The request >> Only those lines running from the line that contains "Convert this screenshot" through the end of the material are to be written out, each exactly as shown.

──────── Given data

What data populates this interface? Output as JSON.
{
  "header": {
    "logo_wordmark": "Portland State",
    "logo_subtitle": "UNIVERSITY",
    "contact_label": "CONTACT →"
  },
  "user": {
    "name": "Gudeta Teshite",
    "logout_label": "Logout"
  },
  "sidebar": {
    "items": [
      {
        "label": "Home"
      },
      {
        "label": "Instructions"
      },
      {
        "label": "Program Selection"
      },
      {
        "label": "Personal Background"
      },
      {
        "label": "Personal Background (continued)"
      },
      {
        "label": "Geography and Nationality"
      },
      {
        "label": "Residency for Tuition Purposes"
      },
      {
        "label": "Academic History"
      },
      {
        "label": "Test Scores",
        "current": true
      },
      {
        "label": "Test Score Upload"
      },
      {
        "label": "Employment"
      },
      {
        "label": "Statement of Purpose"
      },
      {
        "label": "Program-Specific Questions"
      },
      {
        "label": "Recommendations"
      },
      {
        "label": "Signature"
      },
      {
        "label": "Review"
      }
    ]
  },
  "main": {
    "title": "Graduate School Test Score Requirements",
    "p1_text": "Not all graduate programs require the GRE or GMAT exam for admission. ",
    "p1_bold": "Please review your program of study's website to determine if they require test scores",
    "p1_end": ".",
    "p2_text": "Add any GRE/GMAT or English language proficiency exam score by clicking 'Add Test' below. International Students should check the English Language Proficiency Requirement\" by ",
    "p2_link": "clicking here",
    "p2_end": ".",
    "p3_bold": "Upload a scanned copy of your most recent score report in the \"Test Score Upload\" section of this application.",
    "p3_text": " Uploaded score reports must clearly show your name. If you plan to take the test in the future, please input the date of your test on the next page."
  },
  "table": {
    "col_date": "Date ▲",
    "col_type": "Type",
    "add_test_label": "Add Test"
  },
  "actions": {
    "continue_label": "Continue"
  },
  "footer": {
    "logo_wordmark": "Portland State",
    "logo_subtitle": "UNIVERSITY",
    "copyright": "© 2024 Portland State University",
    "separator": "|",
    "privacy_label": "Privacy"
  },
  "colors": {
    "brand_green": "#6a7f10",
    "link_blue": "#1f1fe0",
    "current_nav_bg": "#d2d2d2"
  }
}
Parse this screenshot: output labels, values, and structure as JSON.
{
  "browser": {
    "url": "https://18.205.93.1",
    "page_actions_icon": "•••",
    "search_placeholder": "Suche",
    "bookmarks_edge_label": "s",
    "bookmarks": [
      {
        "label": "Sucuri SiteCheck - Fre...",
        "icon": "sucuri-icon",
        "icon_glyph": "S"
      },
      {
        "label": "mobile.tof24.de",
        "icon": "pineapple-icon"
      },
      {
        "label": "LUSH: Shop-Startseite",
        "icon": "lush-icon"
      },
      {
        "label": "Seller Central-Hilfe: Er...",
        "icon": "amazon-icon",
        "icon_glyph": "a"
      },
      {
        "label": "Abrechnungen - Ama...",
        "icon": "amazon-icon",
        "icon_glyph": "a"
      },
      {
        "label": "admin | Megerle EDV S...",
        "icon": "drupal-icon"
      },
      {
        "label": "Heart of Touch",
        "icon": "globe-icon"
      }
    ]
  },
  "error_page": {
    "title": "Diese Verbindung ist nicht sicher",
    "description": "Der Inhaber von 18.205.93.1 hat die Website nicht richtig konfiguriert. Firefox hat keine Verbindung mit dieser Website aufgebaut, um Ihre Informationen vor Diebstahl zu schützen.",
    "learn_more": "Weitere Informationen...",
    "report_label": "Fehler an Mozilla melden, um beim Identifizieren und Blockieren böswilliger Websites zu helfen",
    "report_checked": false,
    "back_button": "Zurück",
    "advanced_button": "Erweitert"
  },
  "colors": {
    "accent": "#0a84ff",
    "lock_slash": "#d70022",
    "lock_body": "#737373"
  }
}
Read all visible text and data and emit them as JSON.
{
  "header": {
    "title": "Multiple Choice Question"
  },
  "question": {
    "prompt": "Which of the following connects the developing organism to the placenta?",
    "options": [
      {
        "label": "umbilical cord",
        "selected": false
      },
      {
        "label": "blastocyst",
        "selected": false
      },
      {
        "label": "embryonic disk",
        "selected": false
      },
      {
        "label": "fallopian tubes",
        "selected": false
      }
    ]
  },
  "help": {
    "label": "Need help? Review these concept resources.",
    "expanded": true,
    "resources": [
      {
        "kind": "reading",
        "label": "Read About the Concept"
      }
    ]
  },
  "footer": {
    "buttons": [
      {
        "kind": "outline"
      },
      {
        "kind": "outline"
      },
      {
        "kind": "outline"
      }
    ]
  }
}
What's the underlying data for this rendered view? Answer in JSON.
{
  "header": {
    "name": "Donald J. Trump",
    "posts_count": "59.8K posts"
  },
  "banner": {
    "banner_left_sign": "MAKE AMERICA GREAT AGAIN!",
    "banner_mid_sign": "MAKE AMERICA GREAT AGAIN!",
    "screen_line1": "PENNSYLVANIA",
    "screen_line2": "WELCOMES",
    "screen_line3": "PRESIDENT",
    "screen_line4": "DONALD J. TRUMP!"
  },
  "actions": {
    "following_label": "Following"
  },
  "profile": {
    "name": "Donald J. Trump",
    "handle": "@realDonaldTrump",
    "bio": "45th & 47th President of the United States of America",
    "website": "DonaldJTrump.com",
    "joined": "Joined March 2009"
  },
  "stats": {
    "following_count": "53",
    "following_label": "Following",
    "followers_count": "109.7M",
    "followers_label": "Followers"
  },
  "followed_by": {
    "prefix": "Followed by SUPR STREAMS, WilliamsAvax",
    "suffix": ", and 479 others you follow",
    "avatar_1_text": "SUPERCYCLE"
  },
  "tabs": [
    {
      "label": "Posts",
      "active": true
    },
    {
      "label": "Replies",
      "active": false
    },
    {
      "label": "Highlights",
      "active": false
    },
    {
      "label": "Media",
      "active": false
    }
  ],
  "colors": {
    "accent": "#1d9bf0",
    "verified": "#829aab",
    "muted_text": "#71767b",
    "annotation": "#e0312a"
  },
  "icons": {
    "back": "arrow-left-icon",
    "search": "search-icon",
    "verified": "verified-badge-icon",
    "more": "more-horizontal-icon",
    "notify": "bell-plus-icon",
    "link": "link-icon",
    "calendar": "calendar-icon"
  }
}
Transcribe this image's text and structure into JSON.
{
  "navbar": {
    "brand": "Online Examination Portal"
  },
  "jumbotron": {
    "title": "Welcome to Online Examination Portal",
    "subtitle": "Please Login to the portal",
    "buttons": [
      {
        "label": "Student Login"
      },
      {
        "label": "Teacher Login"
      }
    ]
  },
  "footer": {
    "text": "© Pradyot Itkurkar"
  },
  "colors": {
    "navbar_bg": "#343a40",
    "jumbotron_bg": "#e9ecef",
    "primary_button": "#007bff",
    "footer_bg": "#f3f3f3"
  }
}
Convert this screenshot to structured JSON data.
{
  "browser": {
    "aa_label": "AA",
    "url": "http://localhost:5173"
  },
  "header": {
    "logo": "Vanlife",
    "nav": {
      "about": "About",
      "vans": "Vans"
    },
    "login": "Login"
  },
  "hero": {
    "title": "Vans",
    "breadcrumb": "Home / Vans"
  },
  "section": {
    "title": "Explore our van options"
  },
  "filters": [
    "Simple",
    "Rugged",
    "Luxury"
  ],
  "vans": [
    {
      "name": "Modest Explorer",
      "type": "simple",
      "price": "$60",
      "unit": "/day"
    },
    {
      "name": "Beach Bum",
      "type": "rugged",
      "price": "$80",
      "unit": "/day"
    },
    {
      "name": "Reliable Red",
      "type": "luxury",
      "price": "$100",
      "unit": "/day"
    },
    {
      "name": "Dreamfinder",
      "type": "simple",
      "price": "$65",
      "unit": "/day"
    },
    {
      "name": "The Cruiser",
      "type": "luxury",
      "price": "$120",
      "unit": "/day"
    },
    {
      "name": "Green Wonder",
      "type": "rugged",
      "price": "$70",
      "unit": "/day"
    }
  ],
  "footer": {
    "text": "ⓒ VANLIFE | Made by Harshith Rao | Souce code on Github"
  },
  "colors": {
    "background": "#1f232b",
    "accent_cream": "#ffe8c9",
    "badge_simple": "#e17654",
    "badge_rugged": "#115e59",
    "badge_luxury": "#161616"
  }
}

────────────────

Result for this task >>
Convert this screenshot to structured JSON data.
{
  "browser": {
    "aa_label": "AA",
    "url": "http://localhost:5173"
  },
  "header": {
    "logo": "Vanlife",
    "nav": {
      "about": "About",
      "vans": "Vans"
    },
    "login": "Login"
  },
  "hero": {
    "title": "Vans",
    "breadcrumb": "Home / Vans"
  },
  "section": {
    "title": "Explore our van options"
  },
  "filters": [
    "Simple",
    "Rugged",
    "Luxury"
  ],
  "vans": [
    {
      "name": "Modest Explorer",
      "type": "simple",
      "price": "$60",
      "unit": "/day"
    },
    {
      "name": "Beach Bum",
      "type": "rugged",
      "price": "$80",
      "unit": "/day"
    },
    {
      "name": "Reliable Red",
      "type": "luxury",
      "price": "$100",
      "unit": "/day"
    },
    {
      "name": "Dreamfinder",
      "type": "simple",
      "price": "$65",
      "unit": "/day"
    },
    {
      "name": "The Cruiser",
      "type": "luxury",
      "price": "$120",
      "unit": "/day"
    },
    {
      "name": "Green Wonder",
      "type": "rugged",
      "price": "$70",
      "unit": "/day"
    }
  ],
  "footer": {
    "text": "ⓒ VANLIFE | Made by Harshith Rao | Souce code on Github"
  },
  "colors": {
    "background": "#1f232b",
    "accent_cream": "#ffe8c9",
    "badge_simple": "#e17654",
    "badge_rugged": "#115e59",
    "badge_luxury": "#161616"
  }
}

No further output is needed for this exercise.